[Excerpt]

Skip to main content

Testing Authentication

Most real-world APIs require authentication. As a tester, you need to verify that authentication works correctly — and that unauthenticated requests are properly rejected.

Authentication Types

API Key

The simplest form. Include a key in the header or query parameter:

Header: X-API-Key: abc123def456
    or 
URL: https://api.example.com/data?api_key=abc123def456

In Postman:

  1. Go to the Auth tab
  2. Select API Key
  3. Set Key: X-API-Key, Value: {{api_key}}
  4. Choose "Header" as the location

Basic Authentication

Sends a Base64-encoded username and password:

Header: Authorization: Basic c2FiYW9vbjpwYXNzd29yZA==

In Postman:

  1. Go to the Auth tab
  2. Select Basic Auth
  3. Enter username and password
  4. Postman encodes them automatically

Bearer Token / JWT

The most common pattern for modern APIs. You log in, get a token, and include it in subsequent requests:

Header: Authorization: Bearer eyJhbGciOiJIUzI1NiIs...

In Postman:

  1. Go to the Auth tab
  2. Select Bearer Token
  3. Enter {{access_token}}

OAuth 2.0

A more complex flow used by services like Google, GitHub, and Twitter. Postman has built-in OAuth 2.0 support:

  1. Go to the Auth tab
  2. Select OAuth 2.0
  3. Click Get New Access Token
  4. Fill in:
    • Grant Type: Authorization Code
    • Auth URL: https://provider.com/authorize
    • Token URL: https://provider.com/token
    • Client ID and Client Secret
  5. Postman handles the redirect flow and captures the token

Automating Token Retrieval

Don't manually copy tokens. Automate it with a login request:

Login request (Tests tab):

pm.test("Login successful", function () {
    pm.response.to.have.status(200);
    const json = pm.response.json();
    pm.environment.set("access_token", json.token);
    pm.environment.set("refresh_token", json.refreshToken);
});

Now every request that uses {{access_token}} automatically gets the fresh token.

What to Test

Positive Auth Tests

TestExpected
Login with valid credentials200 + token returned
Access protected route with valid token200 + data returned
Refresh expired token200 + new token

Negative Auth Tests

TestExpected
Login with wrong password401 Unauthorized
Access protected route without token401 Unauthorized
Access protected route with expired token401 Unauthorized
Access protected route with malformed token401 Unauthorized
Access admin route as regular user403 Forbidden
Login with SQL injection in email field400 Bad Request (not 500)

[/Excerpt]
[Supplied material]

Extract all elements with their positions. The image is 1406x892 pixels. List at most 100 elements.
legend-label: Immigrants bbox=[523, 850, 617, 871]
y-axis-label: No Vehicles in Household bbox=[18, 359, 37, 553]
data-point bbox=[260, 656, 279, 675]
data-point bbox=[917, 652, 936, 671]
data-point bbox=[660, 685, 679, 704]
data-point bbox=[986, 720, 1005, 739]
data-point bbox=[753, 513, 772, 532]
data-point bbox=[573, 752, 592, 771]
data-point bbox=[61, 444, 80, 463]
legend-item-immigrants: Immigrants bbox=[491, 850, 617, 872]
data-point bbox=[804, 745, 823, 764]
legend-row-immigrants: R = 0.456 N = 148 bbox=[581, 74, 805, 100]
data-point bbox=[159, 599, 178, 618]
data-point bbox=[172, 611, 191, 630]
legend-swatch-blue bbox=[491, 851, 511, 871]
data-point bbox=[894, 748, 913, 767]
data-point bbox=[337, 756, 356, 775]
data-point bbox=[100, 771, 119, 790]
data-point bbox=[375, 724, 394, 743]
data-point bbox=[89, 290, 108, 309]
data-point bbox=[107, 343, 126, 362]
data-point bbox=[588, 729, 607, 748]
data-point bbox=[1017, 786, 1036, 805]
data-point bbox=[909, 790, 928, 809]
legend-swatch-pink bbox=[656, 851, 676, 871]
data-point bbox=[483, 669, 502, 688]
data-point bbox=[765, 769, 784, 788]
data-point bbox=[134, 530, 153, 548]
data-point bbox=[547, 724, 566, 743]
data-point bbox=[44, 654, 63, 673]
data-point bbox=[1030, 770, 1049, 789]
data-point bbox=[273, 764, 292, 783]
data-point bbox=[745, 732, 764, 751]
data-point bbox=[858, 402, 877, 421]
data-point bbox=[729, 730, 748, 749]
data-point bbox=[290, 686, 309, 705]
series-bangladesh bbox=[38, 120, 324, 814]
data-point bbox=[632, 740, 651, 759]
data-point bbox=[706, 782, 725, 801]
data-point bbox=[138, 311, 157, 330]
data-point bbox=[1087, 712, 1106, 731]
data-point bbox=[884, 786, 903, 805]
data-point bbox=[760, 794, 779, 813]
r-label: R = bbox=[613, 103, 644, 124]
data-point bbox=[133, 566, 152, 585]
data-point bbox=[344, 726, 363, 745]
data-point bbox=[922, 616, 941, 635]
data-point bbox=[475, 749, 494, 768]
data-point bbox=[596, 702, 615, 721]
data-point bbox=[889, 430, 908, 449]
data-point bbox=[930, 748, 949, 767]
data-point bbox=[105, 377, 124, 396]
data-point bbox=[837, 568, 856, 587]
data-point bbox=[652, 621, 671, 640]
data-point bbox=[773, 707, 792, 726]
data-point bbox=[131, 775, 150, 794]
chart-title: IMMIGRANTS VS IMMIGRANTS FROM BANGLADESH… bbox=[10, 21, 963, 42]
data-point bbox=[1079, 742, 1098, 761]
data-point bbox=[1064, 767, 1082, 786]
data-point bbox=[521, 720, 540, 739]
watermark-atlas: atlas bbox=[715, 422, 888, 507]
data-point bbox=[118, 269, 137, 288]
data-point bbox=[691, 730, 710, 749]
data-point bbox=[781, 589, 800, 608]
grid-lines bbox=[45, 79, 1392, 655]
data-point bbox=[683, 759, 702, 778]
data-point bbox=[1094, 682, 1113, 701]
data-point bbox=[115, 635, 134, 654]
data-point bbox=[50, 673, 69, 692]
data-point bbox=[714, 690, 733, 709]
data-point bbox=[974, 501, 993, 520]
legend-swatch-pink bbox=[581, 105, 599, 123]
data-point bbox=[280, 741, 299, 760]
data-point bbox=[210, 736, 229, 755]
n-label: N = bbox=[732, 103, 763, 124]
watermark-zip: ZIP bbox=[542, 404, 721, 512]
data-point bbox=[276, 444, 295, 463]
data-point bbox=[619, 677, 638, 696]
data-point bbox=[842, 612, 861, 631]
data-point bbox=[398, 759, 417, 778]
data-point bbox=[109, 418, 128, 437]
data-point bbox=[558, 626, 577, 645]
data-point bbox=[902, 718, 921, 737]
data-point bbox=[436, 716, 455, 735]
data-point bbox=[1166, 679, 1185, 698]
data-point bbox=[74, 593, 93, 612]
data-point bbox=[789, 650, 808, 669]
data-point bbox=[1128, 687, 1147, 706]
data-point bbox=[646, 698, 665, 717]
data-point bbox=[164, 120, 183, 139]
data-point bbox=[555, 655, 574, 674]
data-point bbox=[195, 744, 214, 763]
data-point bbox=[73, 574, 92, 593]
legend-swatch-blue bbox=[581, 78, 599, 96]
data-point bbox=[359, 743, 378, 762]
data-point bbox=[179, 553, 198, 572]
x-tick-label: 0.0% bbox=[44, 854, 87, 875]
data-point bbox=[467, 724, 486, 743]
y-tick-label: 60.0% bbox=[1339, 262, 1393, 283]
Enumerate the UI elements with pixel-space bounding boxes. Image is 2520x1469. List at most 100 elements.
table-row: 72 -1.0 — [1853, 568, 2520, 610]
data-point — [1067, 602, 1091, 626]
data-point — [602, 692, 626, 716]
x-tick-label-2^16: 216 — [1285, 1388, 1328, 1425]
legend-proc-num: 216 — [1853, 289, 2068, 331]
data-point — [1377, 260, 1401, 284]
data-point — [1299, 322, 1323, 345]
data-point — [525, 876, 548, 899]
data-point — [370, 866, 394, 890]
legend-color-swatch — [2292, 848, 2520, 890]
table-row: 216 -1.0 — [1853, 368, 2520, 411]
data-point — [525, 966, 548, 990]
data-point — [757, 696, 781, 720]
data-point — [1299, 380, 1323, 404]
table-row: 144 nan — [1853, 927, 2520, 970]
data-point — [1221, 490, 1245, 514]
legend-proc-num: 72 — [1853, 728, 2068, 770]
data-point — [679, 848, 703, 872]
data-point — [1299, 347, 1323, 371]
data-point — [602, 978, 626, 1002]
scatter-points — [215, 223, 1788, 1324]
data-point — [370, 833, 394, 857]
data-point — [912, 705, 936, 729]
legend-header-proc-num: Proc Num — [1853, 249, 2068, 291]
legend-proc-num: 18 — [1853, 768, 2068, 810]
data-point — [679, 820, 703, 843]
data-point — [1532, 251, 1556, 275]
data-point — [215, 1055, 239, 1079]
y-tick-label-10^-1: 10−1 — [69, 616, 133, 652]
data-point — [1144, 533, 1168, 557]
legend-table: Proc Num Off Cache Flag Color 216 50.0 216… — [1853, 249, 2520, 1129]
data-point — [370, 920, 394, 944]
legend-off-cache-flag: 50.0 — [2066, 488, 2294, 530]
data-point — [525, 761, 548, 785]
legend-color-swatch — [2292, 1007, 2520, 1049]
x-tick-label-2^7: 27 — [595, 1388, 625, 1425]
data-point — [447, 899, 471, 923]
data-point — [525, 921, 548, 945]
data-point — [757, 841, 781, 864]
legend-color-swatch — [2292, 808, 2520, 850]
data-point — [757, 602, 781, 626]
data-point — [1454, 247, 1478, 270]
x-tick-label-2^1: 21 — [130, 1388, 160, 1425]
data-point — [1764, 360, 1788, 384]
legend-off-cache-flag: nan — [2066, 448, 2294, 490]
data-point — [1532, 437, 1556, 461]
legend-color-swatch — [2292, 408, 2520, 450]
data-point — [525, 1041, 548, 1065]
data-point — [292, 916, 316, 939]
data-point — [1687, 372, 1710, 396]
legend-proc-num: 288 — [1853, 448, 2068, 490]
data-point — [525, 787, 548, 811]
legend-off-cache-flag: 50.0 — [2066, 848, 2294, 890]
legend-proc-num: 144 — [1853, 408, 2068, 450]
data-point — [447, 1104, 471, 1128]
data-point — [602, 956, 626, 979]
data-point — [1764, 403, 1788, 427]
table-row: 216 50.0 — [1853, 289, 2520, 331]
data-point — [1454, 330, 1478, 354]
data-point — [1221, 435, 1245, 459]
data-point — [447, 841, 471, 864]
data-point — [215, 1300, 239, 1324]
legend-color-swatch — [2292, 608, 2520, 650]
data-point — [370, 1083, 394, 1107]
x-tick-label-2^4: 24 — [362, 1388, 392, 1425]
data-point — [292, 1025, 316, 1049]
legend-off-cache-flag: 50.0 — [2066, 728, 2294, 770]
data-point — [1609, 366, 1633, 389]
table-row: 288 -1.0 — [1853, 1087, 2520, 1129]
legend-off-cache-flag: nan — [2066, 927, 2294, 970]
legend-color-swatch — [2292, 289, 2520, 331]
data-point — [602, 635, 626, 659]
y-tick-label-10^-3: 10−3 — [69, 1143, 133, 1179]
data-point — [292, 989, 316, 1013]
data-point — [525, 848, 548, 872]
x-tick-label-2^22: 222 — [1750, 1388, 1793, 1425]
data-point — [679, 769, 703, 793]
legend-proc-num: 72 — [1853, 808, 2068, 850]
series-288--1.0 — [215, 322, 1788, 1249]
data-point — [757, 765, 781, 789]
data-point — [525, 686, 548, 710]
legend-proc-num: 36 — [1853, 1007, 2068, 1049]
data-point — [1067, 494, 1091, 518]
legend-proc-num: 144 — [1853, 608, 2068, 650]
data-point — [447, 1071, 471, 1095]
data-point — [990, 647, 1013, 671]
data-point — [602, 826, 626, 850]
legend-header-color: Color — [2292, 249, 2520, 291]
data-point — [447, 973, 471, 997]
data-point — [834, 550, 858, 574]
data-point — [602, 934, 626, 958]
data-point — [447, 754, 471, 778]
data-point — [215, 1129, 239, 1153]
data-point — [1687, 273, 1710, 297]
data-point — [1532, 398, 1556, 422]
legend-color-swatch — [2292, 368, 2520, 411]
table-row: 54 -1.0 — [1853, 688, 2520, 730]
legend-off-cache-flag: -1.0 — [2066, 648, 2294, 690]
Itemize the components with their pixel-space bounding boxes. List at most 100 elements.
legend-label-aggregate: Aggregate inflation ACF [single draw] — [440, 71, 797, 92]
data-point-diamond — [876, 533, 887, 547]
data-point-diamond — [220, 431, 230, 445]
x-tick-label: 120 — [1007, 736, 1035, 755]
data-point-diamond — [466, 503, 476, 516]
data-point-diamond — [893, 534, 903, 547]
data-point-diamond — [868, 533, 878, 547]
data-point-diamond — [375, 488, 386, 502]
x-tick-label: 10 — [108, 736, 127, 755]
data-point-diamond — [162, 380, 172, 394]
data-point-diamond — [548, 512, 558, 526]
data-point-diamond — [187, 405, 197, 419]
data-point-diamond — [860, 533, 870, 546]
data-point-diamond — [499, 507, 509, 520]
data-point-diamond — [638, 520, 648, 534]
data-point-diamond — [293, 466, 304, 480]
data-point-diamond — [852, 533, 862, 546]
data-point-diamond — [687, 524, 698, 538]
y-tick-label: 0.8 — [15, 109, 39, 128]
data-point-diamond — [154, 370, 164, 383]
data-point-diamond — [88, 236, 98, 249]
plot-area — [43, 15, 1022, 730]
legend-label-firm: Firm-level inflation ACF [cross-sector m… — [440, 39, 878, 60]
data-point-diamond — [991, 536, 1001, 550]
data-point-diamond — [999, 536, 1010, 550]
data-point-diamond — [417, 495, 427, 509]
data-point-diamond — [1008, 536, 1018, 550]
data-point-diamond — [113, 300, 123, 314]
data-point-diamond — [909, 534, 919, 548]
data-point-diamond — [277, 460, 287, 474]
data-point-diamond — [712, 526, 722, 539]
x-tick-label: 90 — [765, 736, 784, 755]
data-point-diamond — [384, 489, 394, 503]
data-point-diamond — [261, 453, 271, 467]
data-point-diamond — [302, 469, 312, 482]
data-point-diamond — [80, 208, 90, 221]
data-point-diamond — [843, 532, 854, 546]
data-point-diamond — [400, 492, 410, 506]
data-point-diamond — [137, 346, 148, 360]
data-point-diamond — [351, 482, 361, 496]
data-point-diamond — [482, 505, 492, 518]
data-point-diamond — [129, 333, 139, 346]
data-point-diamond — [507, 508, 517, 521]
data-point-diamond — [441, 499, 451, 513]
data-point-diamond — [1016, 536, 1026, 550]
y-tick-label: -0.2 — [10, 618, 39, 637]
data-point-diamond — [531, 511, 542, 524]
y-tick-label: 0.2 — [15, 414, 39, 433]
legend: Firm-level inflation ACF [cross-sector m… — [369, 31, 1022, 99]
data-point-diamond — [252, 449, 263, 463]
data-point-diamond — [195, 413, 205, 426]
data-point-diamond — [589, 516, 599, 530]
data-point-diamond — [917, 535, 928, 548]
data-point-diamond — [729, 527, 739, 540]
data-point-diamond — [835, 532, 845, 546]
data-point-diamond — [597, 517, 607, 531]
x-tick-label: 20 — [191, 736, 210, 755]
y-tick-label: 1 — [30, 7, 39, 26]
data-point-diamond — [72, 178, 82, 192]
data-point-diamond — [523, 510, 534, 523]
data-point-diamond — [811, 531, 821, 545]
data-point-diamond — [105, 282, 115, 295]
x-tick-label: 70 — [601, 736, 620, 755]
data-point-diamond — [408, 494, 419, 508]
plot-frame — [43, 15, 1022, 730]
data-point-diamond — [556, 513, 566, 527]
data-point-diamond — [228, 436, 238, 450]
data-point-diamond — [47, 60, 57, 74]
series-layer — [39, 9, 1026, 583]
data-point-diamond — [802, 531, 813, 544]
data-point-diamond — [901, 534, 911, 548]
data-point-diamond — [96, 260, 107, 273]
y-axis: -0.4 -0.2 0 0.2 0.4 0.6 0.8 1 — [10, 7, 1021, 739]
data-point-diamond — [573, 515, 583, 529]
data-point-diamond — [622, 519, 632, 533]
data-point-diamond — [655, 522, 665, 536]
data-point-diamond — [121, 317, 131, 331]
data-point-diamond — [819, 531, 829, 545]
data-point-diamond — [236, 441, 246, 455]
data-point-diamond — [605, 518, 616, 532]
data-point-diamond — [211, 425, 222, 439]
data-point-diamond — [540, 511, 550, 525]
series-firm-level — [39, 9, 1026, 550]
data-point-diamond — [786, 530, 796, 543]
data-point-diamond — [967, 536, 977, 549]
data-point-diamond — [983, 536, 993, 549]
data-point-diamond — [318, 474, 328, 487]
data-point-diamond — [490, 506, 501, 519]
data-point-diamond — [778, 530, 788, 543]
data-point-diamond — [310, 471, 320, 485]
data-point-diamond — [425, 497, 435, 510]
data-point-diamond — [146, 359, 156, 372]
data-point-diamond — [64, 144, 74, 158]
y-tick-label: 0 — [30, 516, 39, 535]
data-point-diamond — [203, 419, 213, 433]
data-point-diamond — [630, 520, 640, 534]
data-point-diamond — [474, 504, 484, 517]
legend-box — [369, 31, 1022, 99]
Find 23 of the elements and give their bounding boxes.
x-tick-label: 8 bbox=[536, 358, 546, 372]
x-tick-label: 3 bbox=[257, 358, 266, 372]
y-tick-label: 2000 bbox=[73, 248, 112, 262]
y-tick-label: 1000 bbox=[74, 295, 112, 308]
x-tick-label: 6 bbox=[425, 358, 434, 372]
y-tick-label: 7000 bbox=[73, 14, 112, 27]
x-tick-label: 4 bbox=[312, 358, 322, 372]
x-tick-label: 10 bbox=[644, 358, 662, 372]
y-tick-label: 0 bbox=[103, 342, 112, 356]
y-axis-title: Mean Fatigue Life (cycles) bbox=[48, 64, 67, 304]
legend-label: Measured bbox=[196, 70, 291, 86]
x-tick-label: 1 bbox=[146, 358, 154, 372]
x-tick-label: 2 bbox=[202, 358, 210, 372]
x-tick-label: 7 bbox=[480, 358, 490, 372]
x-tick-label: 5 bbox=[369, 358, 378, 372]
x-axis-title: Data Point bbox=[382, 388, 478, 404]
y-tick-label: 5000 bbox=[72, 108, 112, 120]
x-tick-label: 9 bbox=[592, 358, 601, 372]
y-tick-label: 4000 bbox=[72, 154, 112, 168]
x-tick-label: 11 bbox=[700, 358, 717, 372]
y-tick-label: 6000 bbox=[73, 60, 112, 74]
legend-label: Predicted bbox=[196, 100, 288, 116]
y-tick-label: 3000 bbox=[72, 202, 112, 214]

[/Supplied material]

**Exercise 1**
According to the text on testing API authentication, which services use the OAuth 2.0 flow?
**Exercise 2**
Pick up the guide on testing API authentication after its final line and carry it forward.

**Answer 1**
Google, GitHub, and Twitter.

**Answer 2**
Edge Cases

TestExpected
Login with empty email400 with validation error
Login with empty password400 with validation error
Multiple rapid login attempts429 Rate Limited (after threshold)
Use token after logout401 Unauthorized
Use token from a different user403 Forbidden

Testing JWT Tokens

JWTs have three parts: header, payload, and signature. You can decode them in Postman:

pm.test("Token has correct claims", function () {
    const token = pm.environment.get("access_token");
    const payload = JSON.parse(atob(token.split('.')[1]));

    pm.expect(payload).to.have.property("sub");
    pm.expect(payload).to.have.property("exp");
    pm.expect(payload.exp).to.be.above(Date.now() / 1000);
});

Collection-Level Auth

Instead of adding auth to every request individually, set it at the collection level:

  1. Click your collection name
  2. Go to the Auth tab
  3. Set Bearer Token with {{access_token}}
  4. All requests in the collection inherit this auth
  5. Individual requests can override it if needed

Token Refresh Flow

A common pattern to test:

1. Login  Get access_token (15 min) + refresh_token (7 days)
2. Make requests with access_token
3. access_token expires  Get 401
4. Send refresh_token to /refresh  Get new access_token
5. Resume making requests

Test that:

  • Expired access tokens are rejected
  • Refresh tokens generate new access tokens
  • Expired refresh tokens are rejected
  • Used refresh tokens are invalidated (rotation)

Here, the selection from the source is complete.